▸ Instructions to follow
Scan the entries below for the word "замещение". Copy each line that has it.

### Exercise data ###

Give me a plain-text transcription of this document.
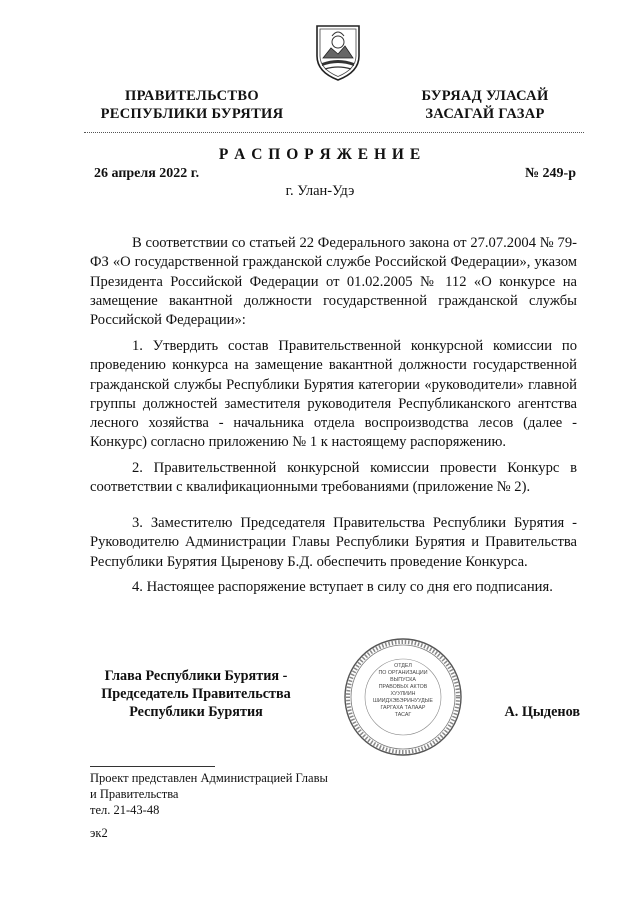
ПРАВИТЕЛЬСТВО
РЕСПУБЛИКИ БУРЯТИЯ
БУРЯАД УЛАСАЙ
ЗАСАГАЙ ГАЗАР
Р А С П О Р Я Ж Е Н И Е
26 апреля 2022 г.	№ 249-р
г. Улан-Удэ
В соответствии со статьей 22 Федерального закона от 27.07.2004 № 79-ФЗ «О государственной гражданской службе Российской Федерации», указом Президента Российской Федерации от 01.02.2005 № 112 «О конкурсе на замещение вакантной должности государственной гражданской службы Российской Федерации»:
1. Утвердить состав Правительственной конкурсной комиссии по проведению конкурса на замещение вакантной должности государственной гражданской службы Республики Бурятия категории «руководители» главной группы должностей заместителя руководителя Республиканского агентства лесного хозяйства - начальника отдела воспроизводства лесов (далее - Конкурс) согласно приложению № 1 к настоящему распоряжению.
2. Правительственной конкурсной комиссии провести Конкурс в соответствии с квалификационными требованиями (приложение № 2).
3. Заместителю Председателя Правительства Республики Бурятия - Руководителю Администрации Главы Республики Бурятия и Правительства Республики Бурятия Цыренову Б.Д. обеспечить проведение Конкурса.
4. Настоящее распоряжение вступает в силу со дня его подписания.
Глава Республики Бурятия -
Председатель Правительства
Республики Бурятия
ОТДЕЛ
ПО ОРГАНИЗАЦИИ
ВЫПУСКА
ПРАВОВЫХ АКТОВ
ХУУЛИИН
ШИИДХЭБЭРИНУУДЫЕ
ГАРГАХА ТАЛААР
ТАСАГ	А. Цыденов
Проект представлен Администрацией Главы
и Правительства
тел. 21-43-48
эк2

###

▸ Written solution
В соответствии со статьей 22 Федерального закона от 27.07.2004 № 79-ФЗ «О государственной гражданской службе Российской Федерации», указом Президента Российской Федерации от 01.02.2005 № 112 «О конкурсе на замещение вакантной должности государственной гражданской службы Российской Федерации»:
1. Утвердить состав Правительственной конкурсной комиссии по проведению конкурса на замещение вакантной должности государственной гражданской службы Республики Бурятия категории «руководители» главной группы должностей заместителя руководителя Республиканского агентства лесного хозяйства - начальника отдела воспроизводства лесов (далее - Конкурс) согласно приложению № 1 к настоящему распоряжению.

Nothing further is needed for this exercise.